Problem: Say how many lines of the listing below contain "name", giving the number and nothing else.

··· Recorded data

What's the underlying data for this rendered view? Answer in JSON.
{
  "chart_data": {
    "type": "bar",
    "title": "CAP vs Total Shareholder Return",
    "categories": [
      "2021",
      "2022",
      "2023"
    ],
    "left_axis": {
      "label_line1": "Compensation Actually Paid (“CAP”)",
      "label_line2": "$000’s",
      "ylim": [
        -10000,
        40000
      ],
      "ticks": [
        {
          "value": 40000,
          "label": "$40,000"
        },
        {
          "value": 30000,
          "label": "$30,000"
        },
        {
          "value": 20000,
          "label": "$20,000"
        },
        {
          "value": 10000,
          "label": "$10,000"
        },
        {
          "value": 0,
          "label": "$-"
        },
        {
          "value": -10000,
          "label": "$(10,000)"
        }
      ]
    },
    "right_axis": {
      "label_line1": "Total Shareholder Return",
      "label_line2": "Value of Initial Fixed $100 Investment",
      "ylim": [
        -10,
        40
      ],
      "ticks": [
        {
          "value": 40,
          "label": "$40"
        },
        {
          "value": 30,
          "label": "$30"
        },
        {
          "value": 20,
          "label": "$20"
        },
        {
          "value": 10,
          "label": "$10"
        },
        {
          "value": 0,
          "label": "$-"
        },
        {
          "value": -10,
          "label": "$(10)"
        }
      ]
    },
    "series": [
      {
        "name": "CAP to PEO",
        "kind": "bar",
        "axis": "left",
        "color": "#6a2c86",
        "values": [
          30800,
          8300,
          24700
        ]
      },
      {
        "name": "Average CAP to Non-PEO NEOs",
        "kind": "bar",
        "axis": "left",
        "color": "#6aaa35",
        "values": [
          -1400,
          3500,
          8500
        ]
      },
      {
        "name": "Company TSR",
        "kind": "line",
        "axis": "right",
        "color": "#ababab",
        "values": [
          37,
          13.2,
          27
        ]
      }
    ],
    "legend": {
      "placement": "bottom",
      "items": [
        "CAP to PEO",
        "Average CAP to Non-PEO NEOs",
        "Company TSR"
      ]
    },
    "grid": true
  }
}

······

Result of this exercise: 3